### Requirement
List every line in this data where the string "программы" occurs.

### Task material
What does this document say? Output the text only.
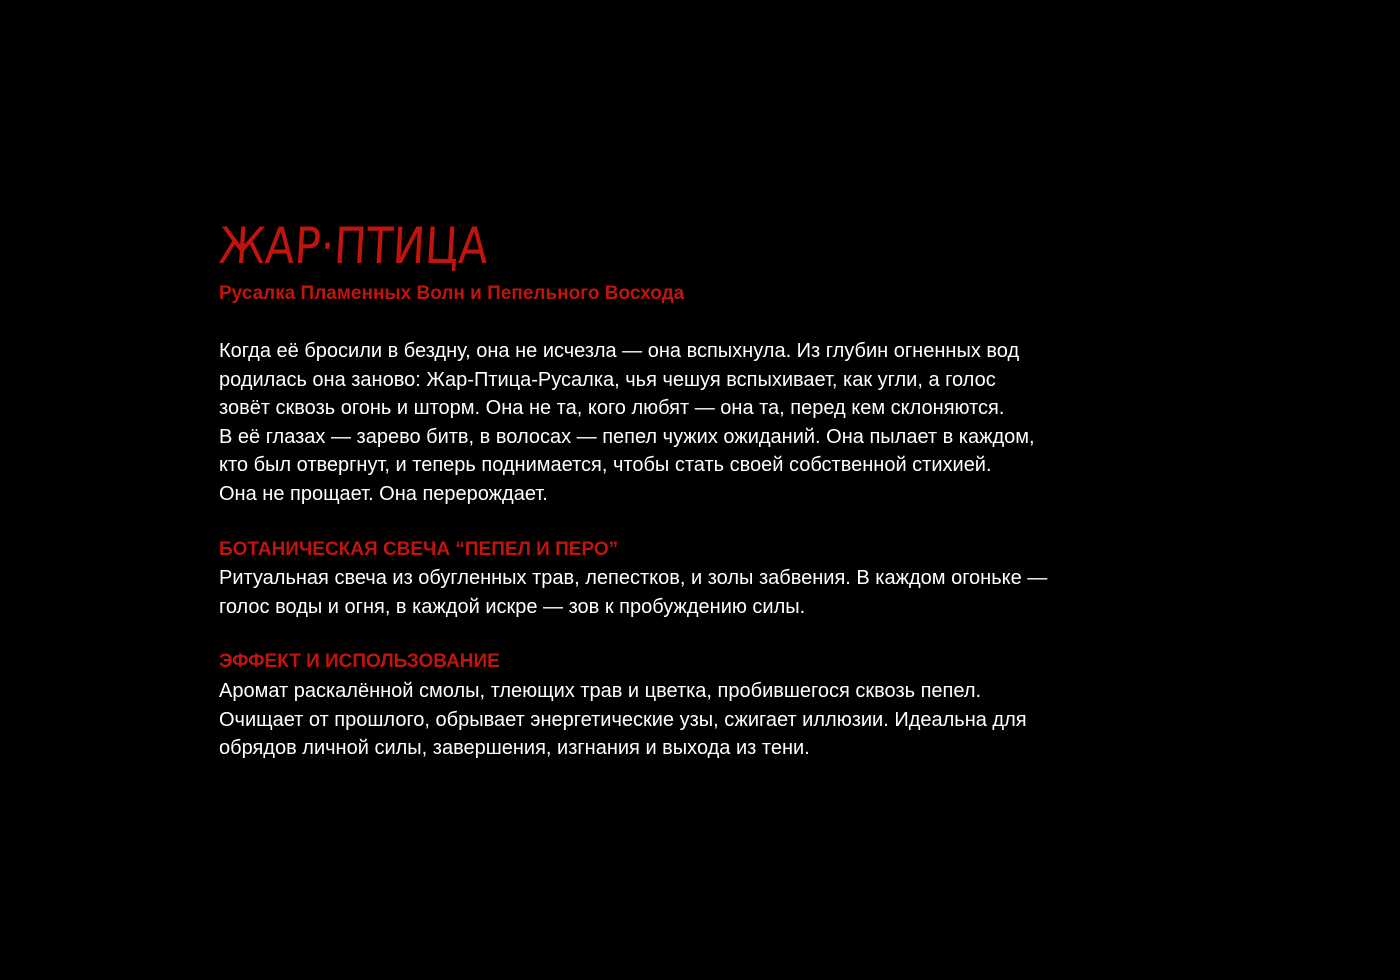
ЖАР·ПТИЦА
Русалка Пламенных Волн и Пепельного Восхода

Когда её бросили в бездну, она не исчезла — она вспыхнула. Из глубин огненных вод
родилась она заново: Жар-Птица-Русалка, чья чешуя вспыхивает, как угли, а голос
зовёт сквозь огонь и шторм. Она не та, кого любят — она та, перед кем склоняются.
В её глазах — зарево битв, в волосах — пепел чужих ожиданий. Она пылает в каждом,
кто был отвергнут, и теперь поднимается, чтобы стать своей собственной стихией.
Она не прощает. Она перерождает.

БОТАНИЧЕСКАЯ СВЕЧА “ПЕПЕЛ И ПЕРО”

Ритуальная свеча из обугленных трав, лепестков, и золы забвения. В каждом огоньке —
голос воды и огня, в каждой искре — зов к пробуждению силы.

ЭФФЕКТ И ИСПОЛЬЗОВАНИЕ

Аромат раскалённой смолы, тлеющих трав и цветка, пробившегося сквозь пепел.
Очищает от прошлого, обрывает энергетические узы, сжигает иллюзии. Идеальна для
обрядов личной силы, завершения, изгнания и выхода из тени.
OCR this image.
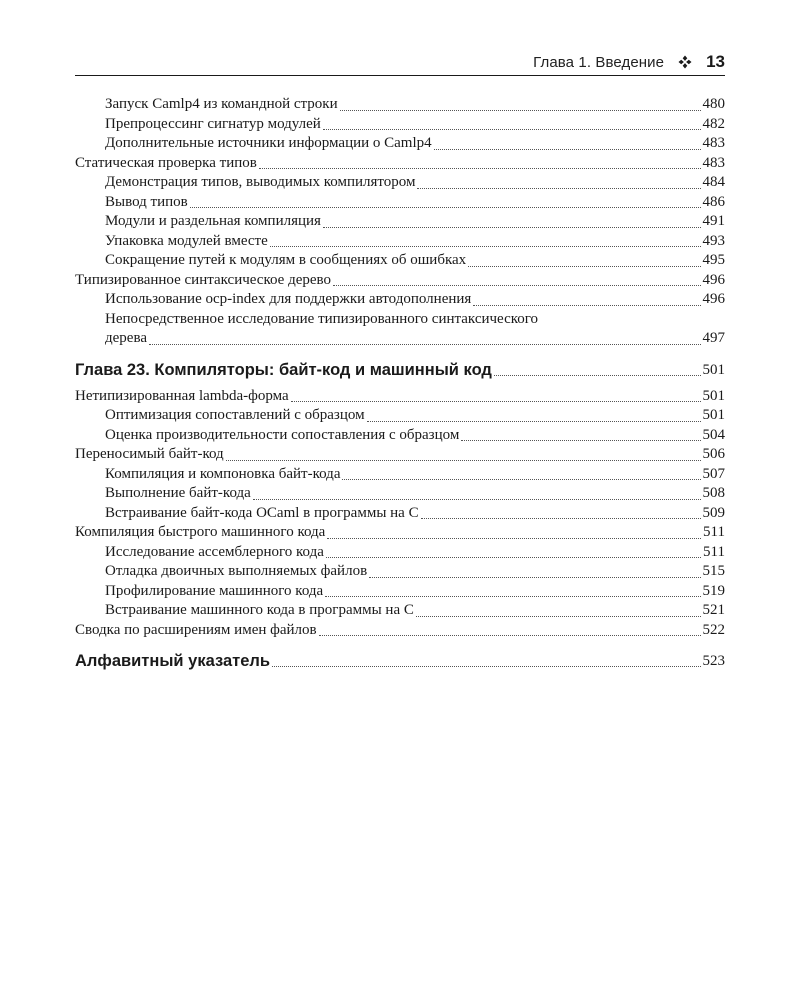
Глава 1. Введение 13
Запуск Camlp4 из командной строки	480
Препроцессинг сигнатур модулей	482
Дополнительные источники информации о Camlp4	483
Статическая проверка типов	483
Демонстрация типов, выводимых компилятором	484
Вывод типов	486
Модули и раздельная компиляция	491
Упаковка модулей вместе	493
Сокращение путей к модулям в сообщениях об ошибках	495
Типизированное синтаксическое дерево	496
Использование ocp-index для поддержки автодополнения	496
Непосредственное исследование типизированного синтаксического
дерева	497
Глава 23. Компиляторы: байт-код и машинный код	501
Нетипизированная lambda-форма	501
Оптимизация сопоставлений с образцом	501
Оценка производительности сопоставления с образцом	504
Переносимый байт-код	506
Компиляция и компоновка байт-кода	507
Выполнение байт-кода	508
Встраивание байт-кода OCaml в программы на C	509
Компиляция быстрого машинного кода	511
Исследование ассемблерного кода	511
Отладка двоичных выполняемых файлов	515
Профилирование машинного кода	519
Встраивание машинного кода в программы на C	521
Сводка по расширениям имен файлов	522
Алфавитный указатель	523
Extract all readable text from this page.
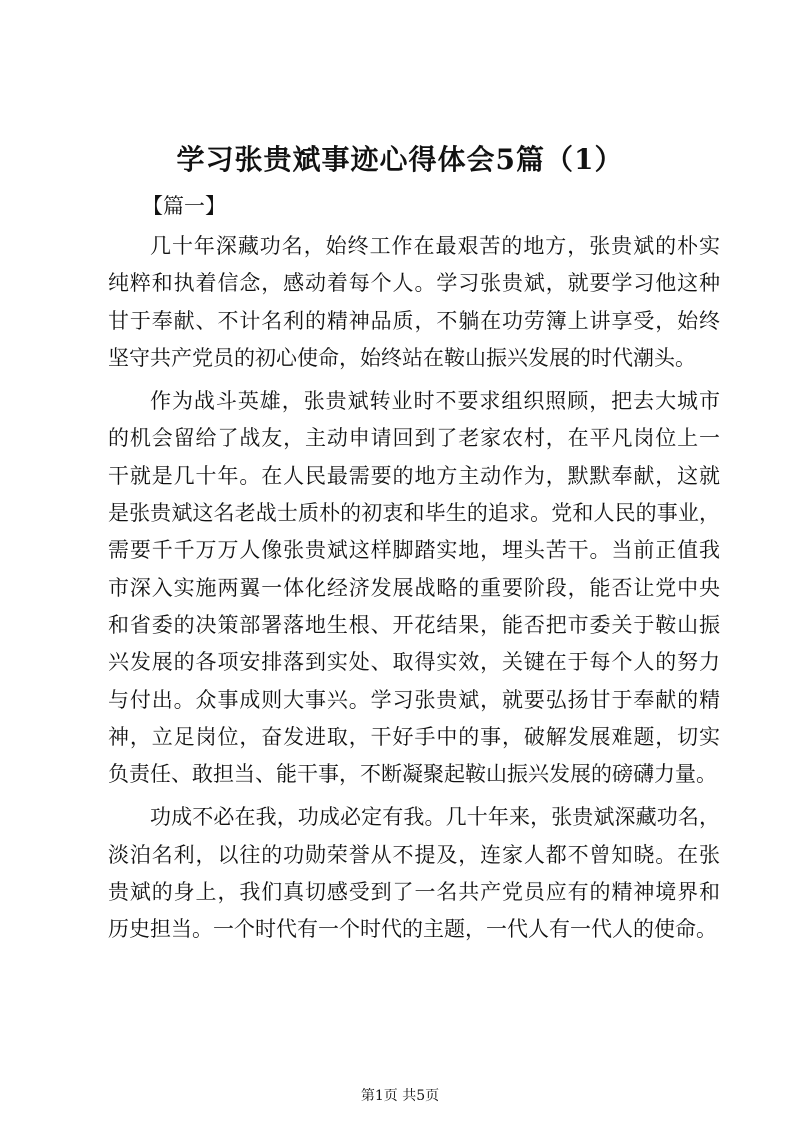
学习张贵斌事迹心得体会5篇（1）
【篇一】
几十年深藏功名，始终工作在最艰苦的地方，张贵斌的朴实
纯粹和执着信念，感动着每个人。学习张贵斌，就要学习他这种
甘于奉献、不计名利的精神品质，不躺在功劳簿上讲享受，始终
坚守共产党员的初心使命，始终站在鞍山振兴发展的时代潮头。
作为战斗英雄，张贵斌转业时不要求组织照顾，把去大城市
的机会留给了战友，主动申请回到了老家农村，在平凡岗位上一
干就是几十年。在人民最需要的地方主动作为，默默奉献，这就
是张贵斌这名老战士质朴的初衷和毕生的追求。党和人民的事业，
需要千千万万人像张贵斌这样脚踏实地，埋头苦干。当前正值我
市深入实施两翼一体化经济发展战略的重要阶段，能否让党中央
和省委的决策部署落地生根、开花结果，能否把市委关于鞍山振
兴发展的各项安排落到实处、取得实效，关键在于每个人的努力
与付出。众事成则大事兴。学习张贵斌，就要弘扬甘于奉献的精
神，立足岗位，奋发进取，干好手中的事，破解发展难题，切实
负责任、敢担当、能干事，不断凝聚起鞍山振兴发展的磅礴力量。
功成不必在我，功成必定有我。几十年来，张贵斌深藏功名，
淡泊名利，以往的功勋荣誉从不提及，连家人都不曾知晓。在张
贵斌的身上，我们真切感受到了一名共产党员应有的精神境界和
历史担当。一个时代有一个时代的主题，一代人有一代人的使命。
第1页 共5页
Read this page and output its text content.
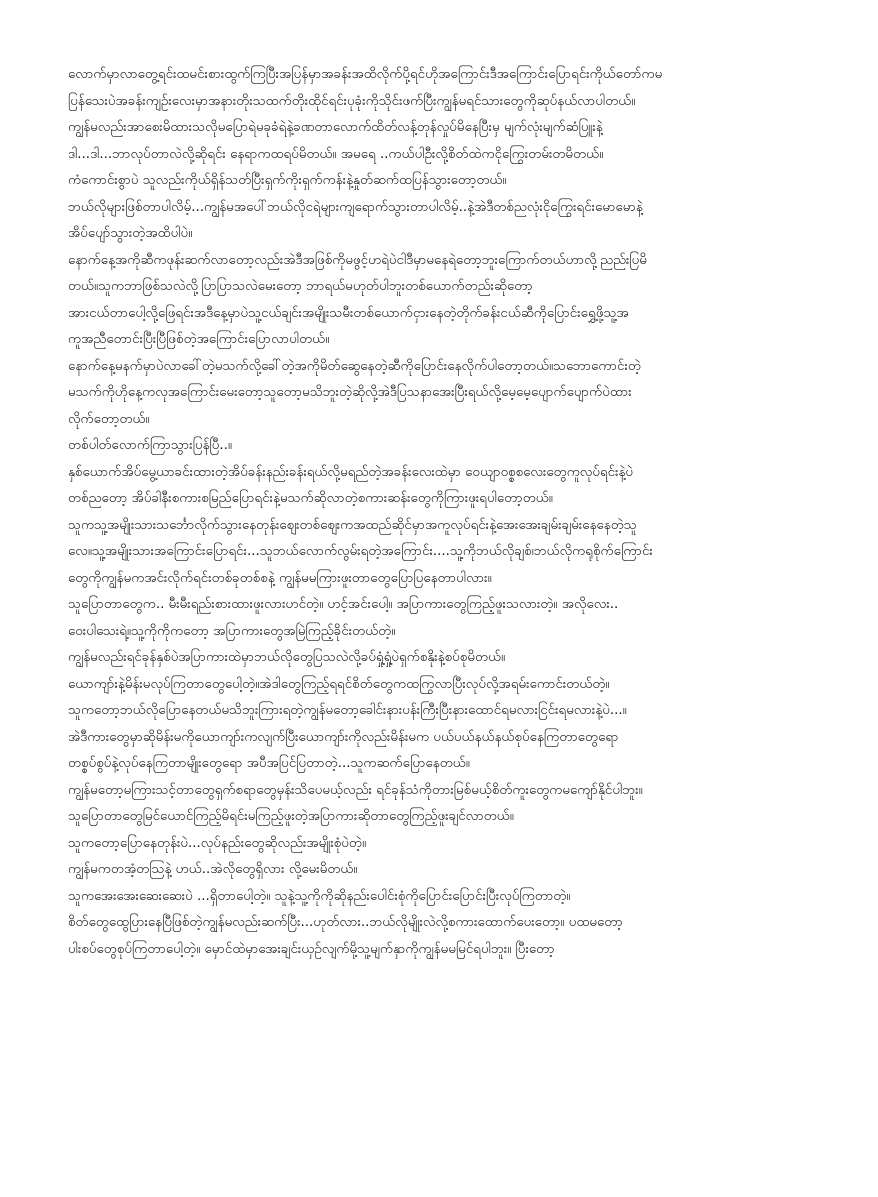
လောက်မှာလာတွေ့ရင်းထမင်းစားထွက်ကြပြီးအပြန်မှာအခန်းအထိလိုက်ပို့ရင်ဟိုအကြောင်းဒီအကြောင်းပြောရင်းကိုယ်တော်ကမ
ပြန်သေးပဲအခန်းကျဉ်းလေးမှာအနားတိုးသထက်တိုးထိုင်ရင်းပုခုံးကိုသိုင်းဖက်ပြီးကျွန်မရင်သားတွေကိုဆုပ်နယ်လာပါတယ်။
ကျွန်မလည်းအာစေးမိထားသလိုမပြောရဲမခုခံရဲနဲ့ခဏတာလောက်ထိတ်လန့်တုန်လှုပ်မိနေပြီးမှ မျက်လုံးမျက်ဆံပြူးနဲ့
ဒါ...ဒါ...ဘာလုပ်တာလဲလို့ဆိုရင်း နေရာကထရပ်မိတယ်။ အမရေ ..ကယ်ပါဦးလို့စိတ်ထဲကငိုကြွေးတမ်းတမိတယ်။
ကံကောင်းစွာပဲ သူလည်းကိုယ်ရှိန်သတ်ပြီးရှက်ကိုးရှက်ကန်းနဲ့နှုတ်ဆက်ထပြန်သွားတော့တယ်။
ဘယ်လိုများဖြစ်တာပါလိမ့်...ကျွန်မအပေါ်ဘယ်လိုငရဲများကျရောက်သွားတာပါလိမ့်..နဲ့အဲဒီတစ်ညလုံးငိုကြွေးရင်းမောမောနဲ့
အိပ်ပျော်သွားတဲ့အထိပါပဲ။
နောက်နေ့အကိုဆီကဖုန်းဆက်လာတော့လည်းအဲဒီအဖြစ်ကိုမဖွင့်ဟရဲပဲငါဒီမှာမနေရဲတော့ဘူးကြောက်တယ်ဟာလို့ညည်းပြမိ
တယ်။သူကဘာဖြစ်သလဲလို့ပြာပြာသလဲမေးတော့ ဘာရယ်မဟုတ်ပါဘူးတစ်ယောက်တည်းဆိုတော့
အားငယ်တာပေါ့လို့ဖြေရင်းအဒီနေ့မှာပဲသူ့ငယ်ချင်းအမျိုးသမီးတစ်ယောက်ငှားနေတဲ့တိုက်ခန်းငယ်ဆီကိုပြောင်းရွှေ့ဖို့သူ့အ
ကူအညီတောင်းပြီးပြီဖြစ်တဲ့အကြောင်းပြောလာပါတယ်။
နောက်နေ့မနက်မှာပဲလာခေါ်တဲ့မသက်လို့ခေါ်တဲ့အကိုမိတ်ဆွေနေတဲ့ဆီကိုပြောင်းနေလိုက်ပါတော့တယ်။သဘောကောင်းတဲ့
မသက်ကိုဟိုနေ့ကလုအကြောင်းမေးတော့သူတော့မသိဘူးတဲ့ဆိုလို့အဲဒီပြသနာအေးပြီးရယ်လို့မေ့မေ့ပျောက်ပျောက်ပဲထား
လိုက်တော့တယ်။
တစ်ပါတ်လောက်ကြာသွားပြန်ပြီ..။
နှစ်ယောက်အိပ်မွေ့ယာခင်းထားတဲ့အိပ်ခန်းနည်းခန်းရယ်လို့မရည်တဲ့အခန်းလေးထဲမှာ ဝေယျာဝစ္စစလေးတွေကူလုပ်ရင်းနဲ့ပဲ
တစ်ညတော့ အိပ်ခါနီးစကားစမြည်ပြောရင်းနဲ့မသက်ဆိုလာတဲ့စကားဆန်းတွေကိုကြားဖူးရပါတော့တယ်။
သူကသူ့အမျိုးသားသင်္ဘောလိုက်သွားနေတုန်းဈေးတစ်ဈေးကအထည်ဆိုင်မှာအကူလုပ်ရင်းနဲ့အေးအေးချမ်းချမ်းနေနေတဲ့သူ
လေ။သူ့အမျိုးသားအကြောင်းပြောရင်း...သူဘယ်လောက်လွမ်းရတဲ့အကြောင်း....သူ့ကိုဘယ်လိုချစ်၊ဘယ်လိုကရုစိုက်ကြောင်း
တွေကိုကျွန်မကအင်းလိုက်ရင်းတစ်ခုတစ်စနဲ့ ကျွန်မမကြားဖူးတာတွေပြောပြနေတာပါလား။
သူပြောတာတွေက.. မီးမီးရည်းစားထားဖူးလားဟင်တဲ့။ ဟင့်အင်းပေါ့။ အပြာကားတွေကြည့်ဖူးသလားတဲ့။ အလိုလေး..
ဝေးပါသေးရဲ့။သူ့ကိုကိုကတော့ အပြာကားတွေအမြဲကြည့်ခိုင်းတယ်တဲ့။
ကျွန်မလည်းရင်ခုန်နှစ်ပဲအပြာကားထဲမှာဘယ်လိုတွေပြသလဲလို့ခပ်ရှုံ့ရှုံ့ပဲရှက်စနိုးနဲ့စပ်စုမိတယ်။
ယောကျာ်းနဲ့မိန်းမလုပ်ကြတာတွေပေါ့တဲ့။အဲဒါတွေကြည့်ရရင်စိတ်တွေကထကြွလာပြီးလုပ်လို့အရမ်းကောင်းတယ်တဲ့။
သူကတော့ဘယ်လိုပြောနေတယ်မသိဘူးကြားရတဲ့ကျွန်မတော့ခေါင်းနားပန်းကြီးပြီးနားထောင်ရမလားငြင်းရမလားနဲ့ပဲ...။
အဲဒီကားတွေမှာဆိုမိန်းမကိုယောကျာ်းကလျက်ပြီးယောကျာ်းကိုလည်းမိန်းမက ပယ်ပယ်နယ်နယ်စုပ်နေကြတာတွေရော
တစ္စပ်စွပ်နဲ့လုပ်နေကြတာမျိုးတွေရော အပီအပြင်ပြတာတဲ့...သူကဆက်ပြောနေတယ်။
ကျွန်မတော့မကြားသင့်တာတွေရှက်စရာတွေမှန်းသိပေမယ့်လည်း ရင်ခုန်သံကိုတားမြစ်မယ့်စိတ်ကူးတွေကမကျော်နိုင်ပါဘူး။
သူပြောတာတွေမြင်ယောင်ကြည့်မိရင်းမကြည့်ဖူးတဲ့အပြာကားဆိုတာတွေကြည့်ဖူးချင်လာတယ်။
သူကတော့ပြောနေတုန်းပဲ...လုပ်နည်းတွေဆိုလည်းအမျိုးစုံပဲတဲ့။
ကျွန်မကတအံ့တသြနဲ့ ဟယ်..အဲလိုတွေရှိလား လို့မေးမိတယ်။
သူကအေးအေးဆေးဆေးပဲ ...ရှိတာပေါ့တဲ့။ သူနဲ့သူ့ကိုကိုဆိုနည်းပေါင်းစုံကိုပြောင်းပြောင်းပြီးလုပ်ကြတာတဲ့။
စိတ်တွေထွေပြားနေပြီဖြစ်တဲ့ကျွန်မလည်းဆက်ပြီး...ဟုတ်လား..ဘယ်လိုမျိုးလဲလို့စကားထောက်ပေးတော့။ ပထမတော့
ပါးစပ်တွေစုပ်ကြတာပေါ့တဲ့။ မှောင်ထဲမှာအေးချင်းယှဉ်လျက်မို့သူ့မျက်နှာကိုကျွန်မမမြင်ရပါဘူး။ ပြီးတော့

### Correct response
Встраивание байт-кода OCaml в программы на C	509
Встраивание машинного кода в программы на C	521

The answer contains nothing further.